Problem description: Extract every line that contains the string "this".

Listed entries:
○ ○ ○ ○ ○ ○ ○

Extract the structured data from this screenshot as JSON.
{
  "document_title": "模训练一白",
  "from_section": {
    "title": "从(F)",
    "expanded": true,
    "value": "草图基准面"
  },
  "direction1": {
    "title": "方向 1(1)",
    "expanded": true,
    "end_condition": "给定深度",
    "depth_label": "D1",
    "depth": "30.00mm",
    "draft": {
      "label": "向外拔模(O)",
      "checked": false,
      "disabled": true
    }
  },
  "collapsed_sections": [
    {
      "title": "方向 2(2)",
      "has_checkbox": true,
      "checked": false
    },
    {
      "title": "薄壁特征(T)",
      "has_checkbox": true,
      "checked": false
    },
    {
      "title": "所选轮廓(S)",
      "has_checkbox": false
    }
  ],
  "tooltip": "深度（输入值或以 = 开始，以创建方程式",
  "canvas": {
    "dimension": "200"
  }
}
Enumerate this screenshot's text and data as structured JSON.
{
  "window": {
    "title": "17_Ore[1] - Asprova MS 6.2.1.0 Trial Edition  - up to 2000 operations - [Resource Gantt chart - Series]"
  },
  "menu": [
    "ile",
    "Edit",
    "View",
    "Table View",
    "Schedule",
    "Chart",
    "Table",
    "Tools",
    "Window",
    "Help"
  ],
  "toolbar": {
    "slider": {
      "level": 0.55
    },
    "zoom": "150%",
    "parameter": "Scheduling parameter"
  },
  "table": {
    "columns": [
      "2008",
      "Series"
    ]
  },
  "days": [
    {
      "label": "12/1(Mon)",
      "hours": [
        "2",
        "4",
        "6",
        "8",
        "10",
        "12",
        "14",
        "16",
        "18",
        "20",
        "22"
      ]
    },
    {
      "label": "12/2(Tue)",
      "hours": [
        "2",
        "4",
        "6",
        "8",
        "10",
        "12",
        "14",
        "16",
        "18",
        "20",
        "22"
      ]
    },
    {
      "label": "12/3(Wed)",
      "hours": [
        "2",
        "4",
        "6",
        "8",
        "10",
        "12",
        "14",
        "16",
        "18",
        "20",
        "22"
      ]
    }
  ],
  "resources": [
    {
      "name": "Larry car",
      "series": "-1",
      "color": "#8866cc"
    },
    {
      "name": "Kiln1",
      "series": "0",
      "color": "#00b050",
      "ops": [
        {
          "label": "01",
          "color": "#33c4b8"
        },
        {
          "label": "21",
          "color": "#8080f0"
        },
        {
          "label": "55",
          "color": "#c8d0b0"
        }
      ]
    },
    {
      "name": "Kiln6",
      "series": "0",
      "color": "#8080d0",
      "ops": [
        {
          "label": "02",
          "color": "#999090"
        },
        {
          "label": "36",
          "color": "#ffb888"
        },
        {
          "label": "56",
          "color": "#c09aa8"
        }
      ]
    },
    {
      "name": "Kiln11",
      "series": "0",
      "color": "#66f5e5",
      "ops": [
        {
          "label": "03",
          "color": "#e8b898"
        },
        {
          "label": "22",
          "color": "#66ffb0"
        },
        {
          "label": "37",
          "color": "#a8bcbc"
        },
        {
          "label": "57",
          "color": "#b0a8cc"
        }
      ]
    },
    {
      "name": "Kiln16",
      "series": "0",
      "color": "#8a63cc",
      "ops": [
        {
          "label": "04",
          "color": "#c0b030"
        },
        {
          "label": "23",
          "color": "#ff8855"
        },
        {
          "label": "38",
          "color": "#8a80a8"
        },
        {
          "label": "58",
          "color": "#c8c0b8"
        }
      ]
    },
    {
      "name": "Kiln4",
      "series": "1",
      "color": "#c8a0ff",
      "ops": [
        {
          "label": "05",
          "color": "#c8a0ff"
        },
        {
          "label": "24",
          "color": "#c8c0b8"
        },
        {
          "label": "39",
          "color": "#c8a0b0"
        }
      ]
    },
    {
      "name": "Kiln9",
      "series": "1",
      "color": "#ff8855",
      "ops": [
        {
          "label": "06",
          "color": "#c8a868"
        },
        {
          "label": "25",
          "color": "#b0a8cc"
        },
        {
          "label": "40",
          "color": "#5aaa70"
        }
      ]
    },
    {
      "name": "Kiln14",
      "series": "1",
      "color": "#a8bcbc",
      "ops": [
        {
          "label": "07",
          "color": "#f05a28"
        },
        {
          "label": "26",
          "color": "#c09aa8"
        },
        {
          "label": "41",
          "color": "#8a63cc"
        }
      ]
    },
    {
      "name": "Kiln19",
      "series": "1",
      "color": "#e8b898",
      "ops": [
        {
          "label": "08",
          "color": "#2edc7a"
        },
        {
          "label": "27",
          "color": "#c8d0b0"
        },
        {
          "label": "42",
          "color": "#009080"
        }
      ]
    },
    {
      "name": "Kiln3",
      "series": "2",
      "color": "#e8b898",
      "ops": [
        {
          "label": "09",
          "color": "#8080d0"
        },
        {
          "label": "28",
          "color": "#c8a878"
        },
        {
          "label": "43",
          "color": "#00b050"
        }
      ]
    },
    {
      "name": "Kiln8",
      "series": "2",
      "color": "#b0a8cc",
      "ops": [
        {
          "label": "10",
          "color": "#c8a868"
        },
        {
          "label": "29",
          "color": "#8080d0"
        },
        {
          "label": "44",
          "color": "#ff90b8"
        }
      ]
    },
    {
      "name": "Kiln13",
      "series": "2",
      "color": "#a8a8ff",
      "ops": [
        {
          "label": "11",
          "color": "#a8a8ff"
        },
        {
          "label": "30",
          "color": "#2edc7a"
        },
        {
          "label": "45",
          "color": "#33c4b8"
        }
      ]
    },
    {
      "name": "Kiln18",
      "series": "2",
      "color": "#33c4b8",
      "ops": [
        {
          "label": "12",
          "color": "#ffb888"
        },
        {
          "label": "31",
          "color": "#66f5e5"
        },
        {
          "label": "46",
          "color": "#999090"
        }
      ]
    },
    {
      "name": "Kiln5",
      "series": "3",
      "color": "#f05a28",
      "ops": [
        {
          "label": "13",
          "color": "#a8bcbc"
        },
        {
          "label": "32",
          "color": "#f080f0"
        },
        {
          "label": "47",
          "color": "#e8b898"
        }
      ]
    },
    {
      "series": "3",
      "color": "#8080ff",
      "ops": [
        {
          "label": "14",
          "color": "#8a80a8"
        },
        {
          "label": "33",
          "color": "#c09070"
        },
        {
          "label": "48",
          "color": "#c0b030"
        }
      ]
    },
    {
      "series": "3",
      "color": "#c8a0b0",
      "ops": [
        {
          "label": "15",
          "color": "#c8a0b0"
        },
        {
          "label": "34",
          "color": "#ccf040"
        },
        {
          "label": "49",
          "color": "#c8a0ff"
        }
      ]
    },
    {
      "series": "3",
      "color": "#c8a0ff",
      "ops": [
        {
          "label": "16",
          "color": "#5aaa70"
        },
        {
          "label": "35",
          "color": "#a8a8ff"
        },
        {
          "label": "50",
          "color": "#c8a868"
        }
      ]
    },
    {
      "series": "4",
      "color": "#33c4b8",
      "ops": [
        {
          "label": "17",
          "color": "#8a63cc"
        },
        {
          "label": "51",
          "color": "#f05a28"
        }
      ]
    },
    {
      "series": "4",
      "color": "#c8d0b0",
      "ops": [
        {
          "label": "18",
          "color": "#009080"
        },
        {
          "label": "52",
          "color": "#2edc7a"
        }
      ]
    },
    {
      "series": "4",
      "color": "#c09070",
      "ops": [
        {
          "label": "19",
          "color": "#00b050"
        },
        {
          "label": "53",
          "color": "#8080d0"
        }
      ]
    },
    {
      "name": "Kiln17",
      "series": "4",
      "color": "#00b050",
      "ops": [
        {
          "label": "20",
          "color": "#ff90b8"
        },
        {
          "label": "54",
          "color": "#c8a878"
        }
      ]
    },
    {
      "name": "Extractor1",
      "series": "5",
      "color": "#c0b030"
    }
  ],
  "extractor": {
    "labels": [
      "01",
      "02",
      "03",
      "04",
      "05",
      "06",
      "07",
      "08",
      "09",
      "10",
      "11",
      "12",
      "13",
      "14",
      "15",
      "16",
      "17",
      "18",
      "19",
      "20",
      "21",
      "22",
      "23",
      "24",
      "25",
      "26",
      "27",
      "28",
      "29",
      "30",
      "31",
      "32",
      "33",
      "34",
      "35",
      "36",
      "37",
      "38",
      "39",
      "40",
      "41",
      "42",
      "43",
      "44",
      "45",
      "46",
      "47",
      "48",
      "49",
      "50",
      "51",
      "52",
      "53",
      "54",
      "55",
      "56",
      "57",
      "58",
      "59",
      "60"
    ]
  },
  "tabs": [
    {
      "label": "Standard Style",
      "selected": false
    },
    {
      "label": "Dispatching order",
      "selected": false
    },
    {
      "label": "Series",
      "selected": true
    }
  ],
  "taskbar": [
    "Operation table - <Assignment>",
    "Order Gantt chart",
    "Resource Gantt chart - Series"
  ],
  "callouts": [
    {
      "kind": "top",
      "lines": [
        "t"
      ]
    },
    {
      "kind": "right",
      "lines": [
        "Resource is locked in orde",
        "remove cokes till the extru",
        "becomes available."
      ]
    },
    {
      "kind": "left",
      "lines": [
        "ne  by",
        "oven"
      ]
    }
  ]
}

○ ○ ○ ○ ○ ○ ○

Correct response:
Extract the structured data from this screenshot as JSON.
Enumerate this screenshot's text and data as structured JSON.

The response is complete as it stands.